— START OF STORED ROWS —

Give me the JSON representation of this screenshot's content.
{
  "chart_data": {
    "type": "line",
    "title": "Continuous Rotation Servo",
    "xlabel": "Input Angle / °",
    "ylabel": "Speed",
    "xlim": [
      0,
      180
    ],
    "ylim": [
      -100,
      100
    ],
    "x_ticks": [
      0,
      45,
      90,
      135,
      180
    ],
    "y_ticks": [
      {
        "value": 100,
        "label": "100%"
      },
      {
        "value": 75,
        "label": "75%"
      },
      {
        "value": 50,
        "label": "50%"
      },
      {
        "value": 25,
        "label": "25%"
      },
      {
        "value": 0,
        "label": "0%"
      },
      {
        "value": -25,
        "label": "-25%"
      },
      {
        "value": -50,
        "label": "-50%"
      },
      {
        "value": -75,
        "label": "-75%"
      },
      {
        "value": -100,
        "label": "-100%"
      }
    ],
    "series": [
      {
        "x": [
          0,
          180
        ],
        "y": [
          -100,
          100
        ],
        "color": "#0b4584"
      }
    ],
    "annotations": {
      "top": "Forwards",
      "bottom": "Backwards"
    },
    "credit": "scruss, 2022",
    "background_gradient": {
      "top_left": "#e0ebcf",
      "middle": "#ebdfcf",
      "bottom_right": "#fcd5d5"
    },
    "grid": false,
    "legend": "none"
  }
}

— END OF STORED ROWS —

REQUIRED WORK >> Make an exact copy of the records.

ANSWER TO THIS TASK >>
Give me the JSON representation of this screenshot's content.
{
  "chart_data": {
    "type": "line",
    "title": "Continuous Rotation Servo",
    "xlabel": "Input Angle / °",
    "ylabel": "Speed",
    "xlim": [
      0,
      180
    ],
    "ylim": [
      -100,
      100
    ],
    "x_ticks": [
      0,
      45,
      90,
      135,
      180
    ],
    "y_ticks": [
      {
        "value": 100,
        "label": "100%"
      },
      {
        "value": 75,
        "label": "75%"
      },
      {
        "value": 50,
        "label": "50%"
      },
      {
        "value": 25,
        "label": "25%"
      },
      {
        "value": 0,
        "label": "0%"
      },
      {
        "value": -25,
        "label": "-25%"
      },
      {
        "value": -50,
        "label": "-50%"
      },
      {
        "value": -75,
        "label": "-75%"
      },
      {
        "value": -100,
        "label": "-100%"
      }
    ],
    "series": [
      {
        "x": [
          0,
          180
        ],
        "y": [
          -100,
          100
        ],
        "color": "#0b4584"
      }
    ],
    "annotations": {
      "top": "Forwards",
      "bottom": "Backwards"
    },
    "credit": "scruss, 2022",
    "background_gradient": {
      "top_left": "#e0ebcf",
      "middle": "#ebdfcf",
      "bottom_right": "#fcd5d5"
    },
    "grid": false,
    "legend": "none"
  }
}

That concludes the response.